■ Data shown
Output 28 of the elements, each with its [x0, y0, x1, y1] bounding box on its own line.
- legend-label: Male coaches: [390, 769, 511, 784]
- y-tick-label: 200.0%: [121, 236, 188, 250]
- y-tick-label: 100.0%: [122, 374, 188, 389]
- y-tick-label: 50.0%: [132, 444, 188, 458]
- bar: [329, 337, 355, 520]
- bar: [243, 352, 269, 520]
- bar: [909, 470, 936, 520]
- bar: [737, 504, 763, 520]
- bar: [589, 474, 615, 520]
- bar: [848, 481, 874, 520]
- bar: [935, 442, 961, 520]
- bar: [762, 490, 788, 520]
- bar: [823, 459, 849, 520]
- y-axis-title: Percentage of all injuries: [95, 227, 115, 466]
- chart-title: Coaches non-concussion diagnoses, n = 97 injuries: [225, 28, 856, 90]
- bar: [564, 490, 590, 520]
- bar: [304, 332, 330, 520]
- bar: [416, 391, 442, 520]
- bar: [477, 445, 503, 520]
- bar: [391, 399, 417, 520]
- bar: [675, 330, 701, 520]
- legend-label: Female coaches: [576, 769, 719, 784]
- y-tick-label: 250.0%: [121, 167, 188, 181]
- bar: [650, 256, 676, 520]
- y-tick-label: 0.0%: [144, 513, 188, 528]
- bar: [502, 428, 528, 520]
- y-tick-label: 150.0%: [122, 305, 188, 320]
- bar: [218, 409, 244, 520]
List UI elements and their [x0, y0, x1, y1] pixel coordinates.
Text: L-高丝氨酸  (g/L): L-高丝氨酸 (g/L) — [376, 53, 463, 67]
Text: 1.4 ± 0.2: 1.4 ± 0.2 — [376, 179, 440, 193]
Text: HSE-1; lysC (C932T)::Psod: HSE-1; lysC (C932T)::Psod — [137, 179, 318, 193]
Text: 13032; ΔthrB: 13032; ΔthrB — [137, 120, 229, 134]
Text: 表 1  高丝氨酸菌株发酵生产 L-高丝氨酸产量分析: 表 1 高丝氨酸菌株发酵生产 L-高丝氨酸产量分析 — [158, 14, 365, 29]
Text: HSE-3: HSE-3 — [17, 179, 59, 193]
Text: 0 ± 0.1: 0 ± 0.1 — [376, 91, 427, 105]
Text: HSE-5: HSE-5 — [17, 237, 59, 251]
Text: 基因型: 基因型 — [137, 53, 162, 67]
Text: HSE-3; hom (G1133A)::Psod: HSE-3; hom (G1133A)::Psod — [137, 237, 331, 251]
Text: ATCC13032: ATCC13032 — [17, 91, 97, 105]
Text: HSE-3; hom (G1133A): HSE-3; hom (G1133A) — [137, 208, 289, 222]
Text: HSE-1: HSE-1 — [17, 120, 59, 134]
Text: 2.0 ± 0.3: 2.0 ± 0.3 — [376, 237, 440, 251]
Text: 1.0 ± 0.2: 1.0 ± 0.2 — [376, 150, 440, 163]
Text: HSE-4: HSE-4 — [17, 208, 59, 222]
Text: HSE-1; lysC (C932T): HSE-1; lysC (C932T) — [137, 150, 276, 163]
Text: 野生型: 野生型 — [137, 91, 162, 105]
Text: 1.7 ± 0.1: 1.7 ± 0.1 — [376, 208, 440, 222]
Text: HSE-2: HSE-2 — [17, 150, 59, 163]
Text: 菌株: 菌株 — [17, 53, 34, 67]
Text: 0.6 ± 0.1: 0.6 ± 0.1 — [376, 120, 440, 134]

■ Instruction
Update the part of the records that opens with the first line and closes with the line containing "Text: HSE-4: HSE-4 — [17, 208, 59, 222]" by changing every "y-tick-label" to "y-axis-tick-label". Leave all other text unchanged and give only those lines.

■ Correct answer
Output 28 of the elements, each with its [x0, y0, x1, y1] bounding box on its own line.
- legend-label: Male coaches: [390, 769, 511, 784]
- y-axis-tick-label: 200.0%: [121, 236, 188, 250]
- y-axis-tick-label: 100.0%: [122, 374, 188, 389]
- y-axis-tick-label: 50.0%: [132, 444, 188, 458]
- bar: [329, 337, 355, 520]
- bar: [243, 352, 269, 520]
- bar: [909, 470, 936, 520]
- bar: [737, 504, 763, 520]
- bar: [589, 474, 615, 520]
- bar: [848, 481, 874, 520]
- bar: [935, 442, 961, 520]
- bar: [762, 490, 788, 520]
- bar: [823, 459, 849, 520]
- y-axis-title: Percentage of all injuries: [95, 227, 115, 466]
- chart-title: Coaches non-concussion diagnoses, n = 97 injuries: [225, 28, 856, 90]
- bar: [564, 490, 590, 520]
- bar: [304, 332, 330, 520]
- bar: [416, 391, 442, 520]
- bar: [477, 445, 503, 520]
- bar: [391, 399, 417, 520]
- bar: [675, 330, 701, 520]
- legend-label: Female coaches: [576, 769, 719, 784]
- y-axis-tick-label: 250.0%: [121, 167, 188, 181]
- bar: [650, 256, 676, 520]
- y-axis-tick-label: 0.0%: [144, 513, 188, 528]
- bar: [502, 428, 528, 520]
- y-axis-tick-label: 150.0%: [122, 305, 188, 320]
- bar: [218, 409, 244, 520]
List UI elements and their [x0, y0, x1, y1] pixel coordinates.
Text: L-高丝氨酸  (g/L): L-高丝氨酸 (g/L) — [376, 53, 463, 67]
Text: 1.4 ± 0.2: 1.4 ± 0.2 — [376, 179, 440, 193]
Text: HSE-1; lysC (C932T)::Psod: HSE-1; lysC (C932T)::Psod — [137, 179, 318, 193]
Text: 13032; ΔthrB: 13032; ΔthrB — [137, 120, 229, 134]
Text: 表 1  高丝氨酸菌株发酵生产 L-高丝氨酸产量分析: 表 1 高丝氨酸菌株发酵生产 L-高丝氨酸产量分析 — [158, 14, 365, 29]
Text: HSE-3: HSE-3 — [17, 179, 59, 193]
Text: 0 ± 0.1: 0 ± 0.1 — [376, 91, 427, 105]
Text: HSE-5: HSE-5 — [17, 237, 59, 251]
Text: 基因型: 基因型 — [137, 53, 162, 67]
Text: HSE-3; hom (G1133A)::Psod: HSE-3; hom (G1133A)::Psod — [137, 237, 331, 251]
Text: ATCC13032: ATCC13032 — [17, 91, 97, 105]
Text: HSE-3; hom (G1133A): HSE-3; hom (G1133A) — [137, 208, 289, 222]
Text: HSE-1: HSE-1 — [17, 120, 59, 134]
Text: 2.0 ± 0.3: 2.0 ± 0.3 — [376, 237, 440, 251]
Text: 1.0 ± 0.2: 1.0 ± 0.2 — [376, 150, 440, 163]
Text: HSE-4: HSE-4 — [17, 208, 59, 222]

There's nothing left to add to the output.